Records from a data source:
# # #

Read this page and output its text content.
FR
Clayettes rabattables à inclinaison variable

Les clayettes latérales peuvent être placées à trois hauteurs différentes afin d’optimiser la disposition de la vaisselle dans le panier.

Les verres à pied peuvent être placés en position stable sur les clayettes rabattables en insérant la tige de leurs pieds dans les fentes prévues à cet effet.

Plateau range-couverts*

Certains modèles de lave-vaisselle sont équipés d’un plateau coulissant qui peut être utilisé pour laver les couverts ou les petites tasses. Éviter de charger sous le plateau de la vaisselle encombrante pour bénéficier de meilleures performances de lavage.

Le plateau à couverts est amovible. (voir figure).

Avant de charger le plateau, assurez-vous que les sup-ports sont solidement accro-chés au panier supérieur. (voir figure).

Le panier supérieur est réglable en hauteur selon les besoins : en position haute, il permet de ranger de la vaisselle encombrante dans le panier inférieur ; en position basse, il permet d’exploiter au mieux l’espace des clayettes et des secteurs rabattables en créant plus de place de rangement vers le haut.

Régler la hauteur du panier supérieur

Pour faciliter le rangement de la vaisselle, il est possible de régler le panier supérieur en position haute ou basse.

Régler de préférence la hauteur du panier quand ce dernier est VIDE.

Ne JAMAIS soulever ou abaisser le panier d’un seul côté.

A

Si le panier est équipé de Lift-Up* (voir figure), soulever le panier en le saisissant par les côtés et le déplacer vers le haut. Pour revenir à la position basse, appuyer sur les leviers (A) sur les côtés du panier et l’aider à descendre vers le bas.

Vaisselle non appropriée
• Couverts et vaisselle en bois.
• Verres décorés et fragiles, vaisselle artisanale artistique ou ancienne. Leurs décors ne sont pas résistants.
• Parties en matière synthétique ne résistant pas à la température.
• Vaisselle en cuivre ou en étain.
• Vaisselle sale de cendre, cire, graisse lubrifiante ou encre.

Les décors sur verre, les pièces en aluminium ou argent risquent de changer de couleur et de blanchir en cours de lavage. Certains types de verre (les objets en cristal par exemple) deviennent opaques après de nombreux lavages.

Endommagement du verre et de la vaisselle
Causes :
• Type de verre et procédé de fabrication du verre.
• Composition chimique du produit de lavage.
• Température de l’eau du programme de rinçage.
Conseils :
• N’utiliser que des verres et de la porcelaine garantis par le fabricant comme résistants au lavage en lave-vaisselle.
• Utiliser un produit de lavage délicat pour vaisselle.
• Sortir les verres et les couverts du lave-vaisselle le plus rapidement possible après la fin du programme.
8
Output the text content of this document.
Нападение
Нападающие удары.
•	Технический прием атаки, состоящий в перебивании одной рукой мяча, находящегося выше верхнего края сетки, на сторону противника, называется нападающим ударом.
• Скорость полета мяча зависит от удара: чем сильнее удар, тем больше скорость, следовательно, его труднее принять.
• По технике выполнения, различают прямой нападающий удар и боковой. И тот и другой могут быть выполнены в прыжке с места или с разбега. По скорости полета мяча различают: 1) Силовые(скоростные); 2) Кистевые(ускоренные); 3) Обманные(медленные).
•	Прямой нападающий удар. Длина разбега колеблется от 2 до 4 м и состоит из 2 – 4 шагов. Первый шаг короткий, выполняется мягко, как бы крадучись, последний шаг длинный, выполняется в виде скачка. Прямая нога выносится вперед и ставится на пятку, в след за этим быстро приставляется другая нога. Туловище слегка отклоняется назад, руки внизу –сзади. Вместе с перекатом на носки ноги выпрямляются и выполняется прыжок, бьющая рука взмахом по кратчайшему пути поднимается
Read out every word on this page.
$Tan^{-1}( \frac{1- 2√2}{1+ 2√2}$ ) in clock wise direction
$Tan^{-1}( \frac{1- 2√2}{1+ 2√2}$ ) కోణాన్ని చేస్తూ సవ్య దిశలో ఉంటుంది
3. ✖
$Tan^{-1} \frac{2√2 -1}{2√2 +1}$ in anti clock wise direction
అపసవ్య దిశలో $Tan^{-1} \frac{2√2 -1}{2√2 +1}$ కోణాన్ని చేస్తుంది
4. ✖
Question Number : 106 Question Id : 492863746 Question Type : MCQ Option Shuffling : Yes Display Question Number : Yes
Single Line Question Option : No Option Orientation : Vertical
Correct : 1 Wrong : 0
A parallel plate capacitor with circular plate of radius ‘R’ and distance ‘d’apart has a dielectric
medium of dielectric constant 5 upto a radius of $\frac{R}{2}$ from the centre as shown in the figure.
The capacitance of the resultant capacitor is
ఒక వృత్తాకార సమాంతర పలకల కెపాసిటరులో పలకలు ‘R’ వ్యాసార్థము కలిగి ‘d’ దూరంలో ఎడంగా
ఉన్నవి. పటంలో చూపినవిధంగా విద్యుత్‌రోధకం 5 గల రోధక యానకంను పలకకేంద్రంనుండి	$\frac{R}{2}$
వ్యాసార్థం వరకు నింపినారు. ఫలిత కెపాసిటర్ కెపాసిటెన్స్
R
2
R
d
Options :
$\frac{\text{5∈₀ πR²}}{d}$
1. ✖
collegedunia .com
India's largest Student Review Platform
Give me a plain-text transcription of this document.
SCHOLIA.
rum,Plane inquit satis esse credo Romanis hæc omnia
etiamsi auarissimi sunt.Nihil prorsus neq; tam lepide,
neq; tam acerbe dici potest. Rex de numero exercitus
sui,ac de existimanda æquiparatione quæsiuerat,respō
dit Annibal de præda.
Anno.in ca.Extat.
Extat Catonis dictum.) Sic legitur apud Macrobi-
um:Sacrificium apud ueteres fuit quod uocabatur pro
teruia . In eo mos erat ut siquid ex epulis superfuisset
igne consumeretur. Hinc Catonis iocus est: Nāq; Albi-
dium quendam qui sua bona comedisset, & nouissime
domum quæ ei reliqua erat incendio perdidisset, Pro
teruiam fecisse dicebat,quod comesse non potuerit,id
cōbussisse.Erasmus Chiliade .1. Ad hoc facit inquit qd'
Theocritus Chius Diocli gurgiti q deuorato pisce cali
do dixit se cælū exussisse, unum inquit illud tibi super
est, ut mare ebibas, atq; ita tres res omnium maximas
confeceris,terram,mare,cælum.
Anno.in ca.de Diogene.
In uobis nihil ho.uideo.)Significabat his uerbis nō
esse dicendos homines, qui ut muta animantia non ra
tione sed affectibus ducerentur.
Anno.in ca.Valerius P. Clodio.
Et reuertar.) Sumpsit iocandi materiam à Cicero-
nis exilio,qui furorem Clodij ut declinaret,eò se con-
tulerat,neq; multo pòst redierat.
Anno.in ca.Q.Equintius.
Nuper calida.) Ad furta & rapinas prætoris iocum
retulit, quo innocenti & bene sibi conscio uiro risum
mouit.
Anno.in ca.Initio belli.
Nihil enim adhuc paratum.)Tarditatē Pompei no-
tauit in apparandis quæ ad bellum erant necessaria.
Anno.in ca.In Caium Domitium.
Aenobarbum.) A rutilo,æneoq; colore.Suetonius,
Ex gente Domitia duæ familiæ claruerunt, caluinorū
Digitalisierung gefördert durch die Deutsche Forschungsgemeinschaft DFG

# # #

● EXERCISE GOAL:
Each line above must be printed exactly as it appears.

● THE COMPLETED TASK:
Read this page and output its text content.
FR
Clayettes rabattables à inclinaison variable

Les clayettes latérales peuvent être placées à trois hauteurs différentes afin d’optimiser la disposition de la vaisselle dans le panier.

Les verres à pied peuvent être placés en position stable sur les clayettes rabattables en insérant la tige de leurs pieds dans les fentes prévues à cet effet.

Plateau range-couverts*

Certains modèles de lave-vaisselle sont équipés d’un plateau coulissant qui peut être utilisé pour laver les couverts ou les petites tasses. Éviter de charger sous le plateau de la vaisselle encombrante pour bénéficier de meilleures performances de lavage.

Le plateau à couverts est amovible. (voir figure).

Avant de charger le plateau, assurez-vous que les sup-ports sont solidement accro-chés au panier supérieur. (voir figure).

Le panier supérieur est réglable en hauteur selon les besoins : en position haute, il permet de ranger de la vaisselle encombrante dans le panier inférieur ; en position basse, il permet d’exploiter au mieux l’espace des clayettes et des secteurs rabattables en créant plus de place de rangement vers le haut.

Régler la hauteur du panier supérieur

Pour faciliter le rangement de la vaisselle, il est possible de régler le panier supérieur en position haute ou basse.

Régler de préférence la hauteur du panier quand ce dernier est VIDE.

Ne JAMAIS soulever ou abaisser le panier d’un seul côté.

A

Si le panier est équipé de Lift-Up* (voir figure), soulever le panier en le saisissant par les côtés et le déplacer vers le haut. Pour revenir à la position basse, appuyer sur les leviers (A) sur les côtés du panier et l’aider à descendre vers le bas.

Vaisselle non appropriée
• Couverts et vaisselle en bois.
• Verres décorés et fragiles, vaisselle artisanale artistique ou ancienne. Leurs décors ne sont pas résistants.
• Parties en matière synthétique ne résistant pas à la température.
• Vaisselle en cuivre ou en étain.
• Vaisselle sale de cendre, cire, graisse lubrifiante ou encre.

Les décors sur verre, les pièces en aluminium ou argent risquent de changer de couleur et de blanchir en cours de lavage. Certains types de verre (les objets en cristal par exemple) deviennent opaques après de nombreux lavages.

Endommagement du verre et de la vaisselle
Causes :
• Type de verre et procédé de fabrication du verre.
• Composition chimique du produit de lavage.
• Température de l’eau du programme de rinçage.
Conseils :
• N’utiliser que des verres et de la porcelaine garantis par le fabricant comme résistants au lavage en lave-vaisselle.
• Utiliser un produit de lavage délicat pour vaisselle.
• Sortir les verres et les couverts du lave-vaisselle le plus rapidement possible après la fin du programme.
8
Output the text content of this document.
Нападение
Нападающие удары.
•	Технический прием атаки, состоящий в перебивании одной рукой мяча, находящегося выше верхнего края сетки, на сторону противника, называется нападающим ударом.
• Скорость полета мяча зависит от удара: чем сильнее удар, тем больше скорость, следовательно, его труднее принять.
• По технике выполнения, различают прямой нападающий удар и боковой. И тот и другой могут быть выполнены в прыжке с места или с разбега. По скорости полета мяча различают: 1) Силовые(скоростные); 2) Кистевые(ускоренные); 3) Обманные(медленные).
•	Прямой нападающий удар. Длина разбега колеблется от 2 до 4 м и состоит из 2 – 4 шагов. Первый шаг короткий, выполняется мягко, как бы крадучись, последний шаг длинный, выполняется в виде скачка. Прямая нога выносится вперед и ставится на пятку, в след за этим быстро приставляется другая нога. Туловище слегка отклоняется назад, руки внизу –сзади. Вместе с перекатом на носки ноги выпрямляются и выполняется прыжок, бьющая рука взмахом по кратчайшему пути поднимается
Read out every word on this page.
$Tan^{-1}( \frac{1- 2√2}{1+ 2√2}$ ) in clock wise direction
$Tan^{-1}( \frac{1- 2√2}{1+ 2√2}$ ) కోణాన్ని చేస్తూ సవ్య దిశలో ఉంటుంది
3. ✖
$Tan^{-1} \frac{2√2 -1}{2√2 +1}$ in anti clock wise direction
అపసవ్య దిశలో $Tan^{-1} \frac{2√2 -1}{2√2 +1}$ కోణాన్ని చేస్తుంది
4. ✖
Question Number : 106 Question Id : 492863746 Question Type : MCQ Option Shuffling : Yes Display Question Number : Yes
Single Line Question Option : No Option Orientation : Vertical
Correct : 1 Wrong : 0
A parallel plate capacitor with circular plate of radius ‘R’ and distance ‘d’apart has a dielectric
medium of dielectric constant 5 upto a radius of $\frac{R}{2}$ from the centre as shown in the figure.
The capacitance of the resultant capacitor is
ఒక వృత్తాకార సమాంతర పలకల కెపాసిటరులో పలకలు ‘R’ వ్యాసార్థము కలిగి ‘d’ దూరంలో ఎడంగా
ఉన్నవి. పటంలో చూపినవిధంగా విద్యుత్‌రోధకం 5 గల రోధక యానకంను పలకకేంద్రంనుండి	$\frac{R}{2}$
వ్యాసార్థం వరకు నింపినారు. ఫలిత కెపాసిటర్ కెపాసిటెన్స్
R
2
R
d
Options :
$\frac{\text{5∈₀ πR²}}{d}$
1. ✖
collegedunia .com
India's largest Student Review Platform
Give me a plain-text transcription of this document.
SCHOLIA.
rum,Plane inquit satis esse credo Romanis hæc omnia
etiamsi auarissimi sunt.Nihil prorsus neq; tam lepide,
neq; tam acerbe dici potest. Rex de numero exercitus
sui,ac de existimanda æquiparatione quæsiuerat,respō
dit Annibal de præda.
Anno.in ca.Extat.
Extat Catonis dictum.) Sic legitur apud Macrobi-
um:Sacrificium apud ueteres fuit quod uocabatur pro
teruia . In eo mos erat ut siquid ex epulis superfuisset
igne consumeretur. Hinc Catonis iocus est: Nāq; Albi-
dium quendam qui sua bona comedisset, & nouissime
domum quæ ei reliqua erat incendio perdidisset, Pro
teruiam fecisse dicebat,quod comesse non potuerit,id
cōbussisse.Erasmus Chiliade .1. Ad hoc facit inquit qd'
Theocritus Chius Diocli gurgiti q deuorato pisce cali
do dixit se cælū exussisse, unum inquit illud tibi super
est, ut mare ebibas, atq; ita tres res omnium maximas
confeceris,terram,mare,cælum.
Anno.in ca.de Diogene.
In uobis nihil ho.uideo.)Significabat his uerbis nō
esse dicendos homines, qui ut muta animantia non ra
tione sed affectibus ducerentur.
Anno.in ca.Valerius P. Clodio.
Et reuertar.) Sumpsit iocandi materiam à Cicero-
nis exilio,qui furorem Clodij ut declinaret,eò se con-
tulerat,neq; multo pòst redierat.
Anno.in ca.Q.Equintius.
Nuper calida.) Ad furta & rapinas prætoris iocum
retulit, quo innocenti & bene sibi conscio uiro risum
mouit.
Anno.in ca.Initio belli.
Nihil enim adhuc paratum.)Tarditatē Pompei no-
tauit in apparandis quæ ad bellum erant necessaria.
Anno.in ca.In Caium Domitium.
Aenobarbum.) A rutilo,æneoq; colore.Suetonius,
Ex gente Domitia duæ familiæ claruerunt, caluinorū
Digitalisierung gefördert durch die Deutsche Forschungsgemeinschaft DFG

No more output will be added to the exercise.